**What is asked:**
Exclude the pictures, then repeat the remaining data exactly.

Structured figure records:

[start]

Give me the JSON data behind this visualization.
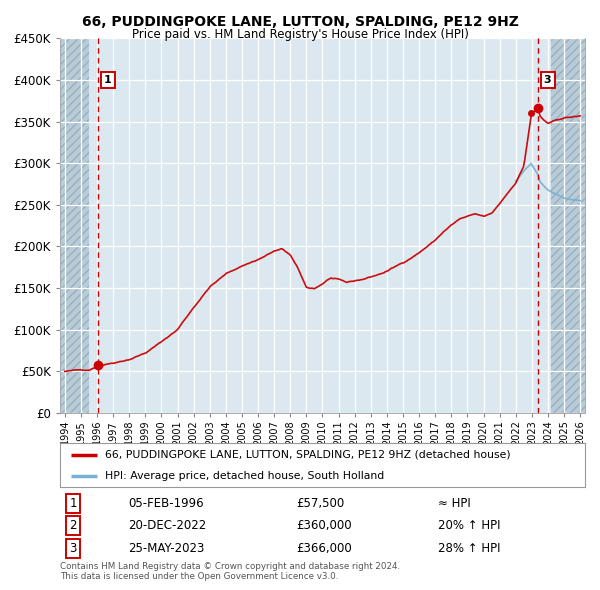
{
  "title": "66, PUDDINGPOKE LANE, LUTTON, SPALDING, PE12 9HZ",
  "subtitle": "Price paid vs. HM Land Registry's House Price Index (HPI)",
  "legend_line1": "66, PUDDINGPOKE LANE, LUTTON, SPALDING, PE12 9HZ (detached house)",
  "legend_line2": "HPI: Average price, detached house, South Holland",
  "table": [
    {
      "num": "1",
      "date": "05-FEB-1996",
      "price": "£57,500",
      "rel": "≈ HPI"
    },
    {
      "num": "2",
      "date": "20-DEC-2022",
      "price": "£360,000",
      "rel": "20% ↑ HPI"
    },
    {
      "num": "3",
      "date": "25-MAY-2023",
      "price": "£366,000",
      "rel": "28% ↑ HPI"
    }
  ],
  "footer1": "Contains HM Land Registry data © Crown copyright and database right 2024.",
  "footer2": "This data is licensed under the Open Government Licence v3.0.",
  "sale1_year": 1996.09,
  "sale1_price": 57500,
  "sale2_year": 2022.97,
  "sale2_price": 360000,
  "sale3_year": 2023.39,
  "sale3_price": 366000,
  "vline1_year": 1996.09,
  "vline3_year": 2023.39,
  "ylim": [
    0,
    450000
  ],
  "xlim_start": 1993.7,
  "xlim_end": 2026.3,
  "hatch_left_end": 1995.5,
  "hatch_right_start": 2024.2,
  "plot_bg_color": "#dce8f0",
  "hatch_color": "#b8ccd8",
  "grid_color": "#ffffff",
  "line_color_red": "#cc0000",
  "line_color_blue": "#7ab0d4",
  "vline_color": "#cc0000",
  "marker_color": "#cc0000",
  "box_outline": "#cc0000",
  "title_color": "#000000"
}
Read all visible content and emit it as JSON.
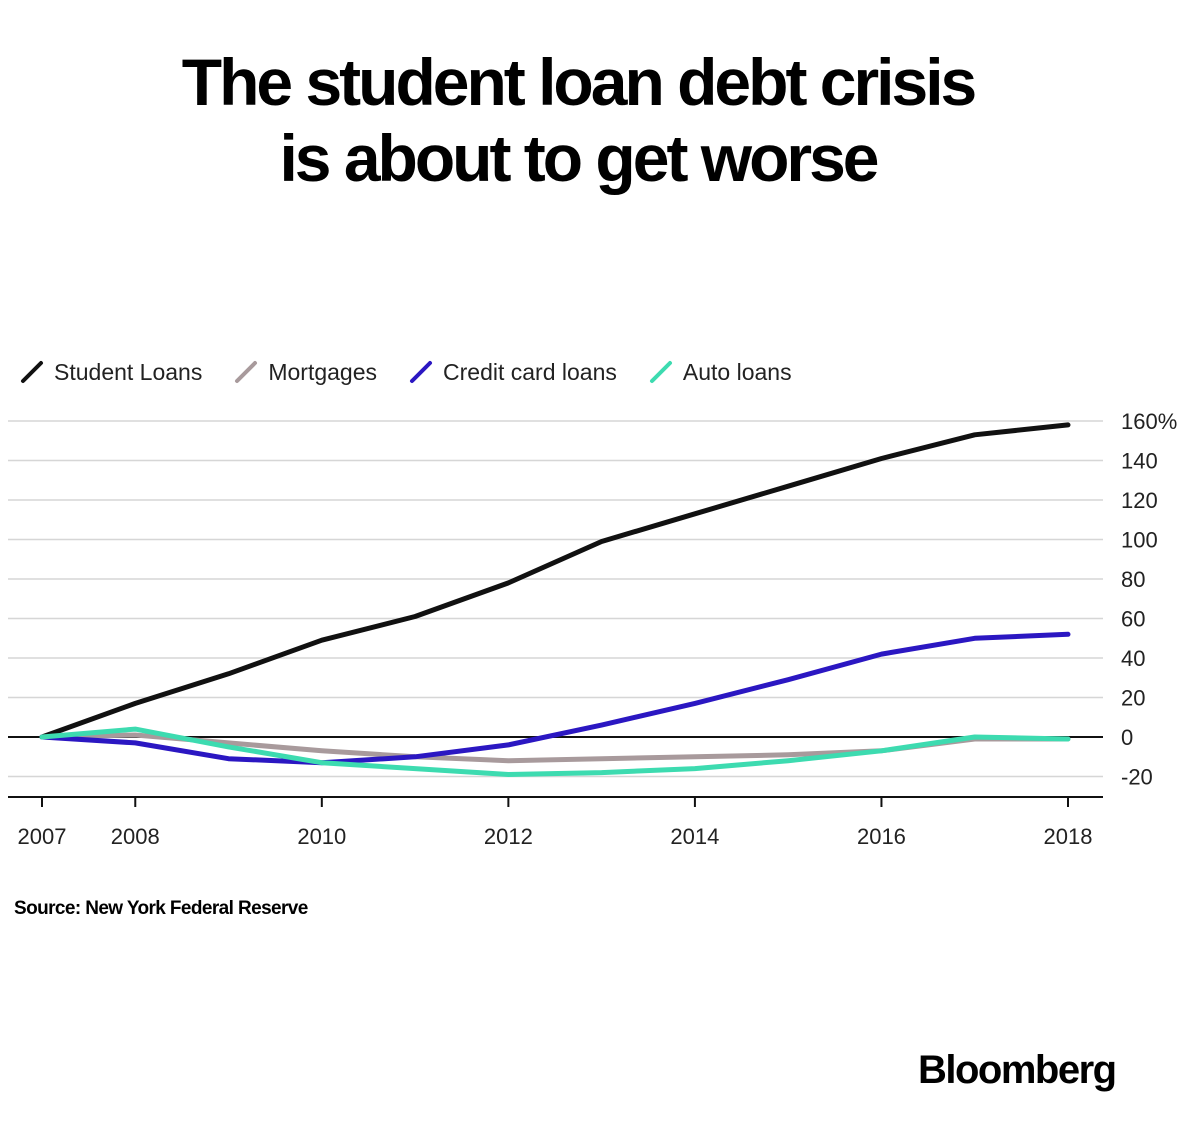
{
  "title_lines": [
    "The student loan debt crisis",
    "is about to get worse"
  ],
  "source": "Source: New York Federal Reserve",
  "brand": "Bloomberg",
  "chart_data": {
    "type": "line",
    "title": "The student loan debt crisis is about to get worse",
    "x": [
      2007,
      2008,
      2009,
      2010,
      2011,
      2012,
      2013,
      2014,
      2015,
      2016,
      2017,
      2018
    ],
    "x_ticks": [
      2007,
      2008,
      2010,
      2012,
      2014,
      2016,
      2018
    ],
    "x_tick_labels": [
      "2007",
      "2008",
      "2010",
      "2012",
      "2014",
      "2016",
      "2018"
    ],
    "y_ticks": [
      -20,
      0,
      20,
      40,
      60,
      80,
      100,
      120,
      140,
      160
    ],
    "y_tick_labels": [
      "-20",
      "0",
      "20",
      "40",
      "60",
      "80",
      "100",
      "120",
      "140",
      "160%"
    ],
    "ylim": [
      -30,
      160
    ],
    "xlim": [
      2007,
      2018
    ],
    "grid": true,
    "legend_position": "top-left",
    "series": [
      {
        "name": "Student Loans",
        "color": "#111111",
        "values": [
          0,
          17,
          32,
          49,
          61,
          78,
          99,
          113,
          127,
          141,
          153,
          158
        ]
      },
      {
        "name": "Mortgages",
        "color": "#a89a9c",
        "values": [
          0,
          1,
          -3,
          -7,
          -10,
          -12,
          -11,
          -10,
          -9,
          -7,
          -1,
          -1
        ]
      },
      {
        "name": "Credit card loans",
        "color": "#2b17c2",
        "values": [
          0,
          -3,
          -11,
          -13,
          -10,
          -4,
          6,
          17,
          29,
          42,
          50,
          52
        ]
      },
      {
        "name": "Auto loans",
        "color": "#3ddbb0",
        "values": [
          0,
          4,
          -5,
          -13,
          -16,
          -19,
          -18,
          -16,
          -12,
          -7,
          0,
          -1
        ]
      }
    ]
  }
}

[end]

**Task result:**
Give me the JSON data behind this visualization.
{
  "title": "66, PUDDINGPOKE LANE, LUTTON, SPALDING, PE12 9HZ",
  "subtitle": "Price paid vs. HM Land Registry's House Price Index (HPI)",
  "legend_line1": "66, PUDDINGPOKE LANE, LUTTON, SPALDING, PE12 9HZ (detached house)",
  "legend_line2": "HPI: Average price, detached house, South Holland",
  "table": [
    {
      "num": "1",
      "date": "05-FEB-1996",
      "price": "£57,500",
      "rel": "≈ HPI"
    },
    {
      "num": "2",
      "date": "20-DEC-2022",
      "price": "£360,000",
      "rel": "20% ↑ HPI"
    },
    {
      "num": "3",
      "date": "25-MAY-2023",
      "price": "£366,000",
      "rel": "28% ↑ HPI"
    }
  ],
  "footer1": "Contains HM Land Registry data © Crown copyright and database right 2024.",
  "footer2": "This data is licensed under the Open Government Licence v3.0.",
  "sale1_year": 1996.09,
  "sale1_price": 57500,
  "sale2_year": 2022.97,
  "sale2_price": 360000,
  "sale3_year": 2023.39,
  "sale3_price": 366000,
  "vline1_year": 1996.09,
  "vline3_year": 2023.39,
  "ylim": [
    0,
    450000
  ],
  "xlim_start": 1993.7,
  "xlim_end": 2026.3,
  "hatch_left_end": 1995.5,
  "hatch_right_start": 2024.2,
  "plot_bg_color": "#dce8f0",
  "hatch_color": "#b8ccd8",
  "grid_color": "#ffffff",
  "line_color_red": "#cc0000",
  "line_color_blue": "#7ab0d4",
  "vline_color": "#cc0000",
  "marker_color": "#cc0000",
  "box_outline": "#cc0000",
  "title_color": "#000000"
}
Read all visible content and emit it as JSON.
{
  "title_lines": [
    "The student loan debt crisis",
    "is about to get worse"
  ],
  "source": "Source: New York Federal Reserve",
  "brand": "Bloomberg",
  "chart_data": {
    "type": "line",
    "title": "The student loan debt crisis is about to get worse",
    "x": [
      2007,
      2008,
      2009,
      2010,
      2011,
      2012,
      2013,
      2014,
      2015,
      2016,
      2017,
      2018
    ],
    "x_ticks": [
      2007,
      2008,
      2010,
      2012,
      2014,
      2016,
      2018
    ],
    "x_tick_labels": [
      "2007",
      "2008",
      "2010",
      "2012",
      "2014",
      "2016",
      "2018"
    ],
    "y_ticks": [
      -20,
      0,
      20,
      40,
      60,
      80,
      100,
      120,
      140,
      160
    ],
    "y_tick_labels": [
      "-20",
      "0",
      "20",
      "40",
      "60",
      "80",
      "100",
      "120",
      "140",
      "160%"
    ],
    "ylim": [
      -30,
      160
    ],
    "xlim": [
      2007,
      2018
    ],
    "grid": true,
    "legend_position": "top-left",
    "series": [
      {
        "name": "Student Loans",
        "color": "#111111",
        "values": [
          0,
          17,
          32,
          49,
          61,
          78,
          99,
          113,
          127,
          141,
          153,
          158
        ]
      },
      {
        "name": "Mortgages",
        "color": "#a89a9c",
        "values": [
          0,
          1,
          -3,
          -7,
          -10,
          -12,
          -11,
          -10,
          -9,
          -7,
          -1,
          -1
        ]
      },
      {
        "name": "Credit card loans",
        "color": "#2b17c2",
        "values": [
          0,
          -3,
          -11,
          -13,
          -10,
          -4,
          6,
          17,
          29,
          42,
          50,
          52
        ]
      },
      {
        "name": "Auto loans",
        "color": "#3ddbb0",
        "values": [
          0,
          4,
          -5,
          -13,
          -16,
          -19,
          -18,
          -16,
          -12,
          -7,
          0,
          -1
        ]
      }
    ]
  }
}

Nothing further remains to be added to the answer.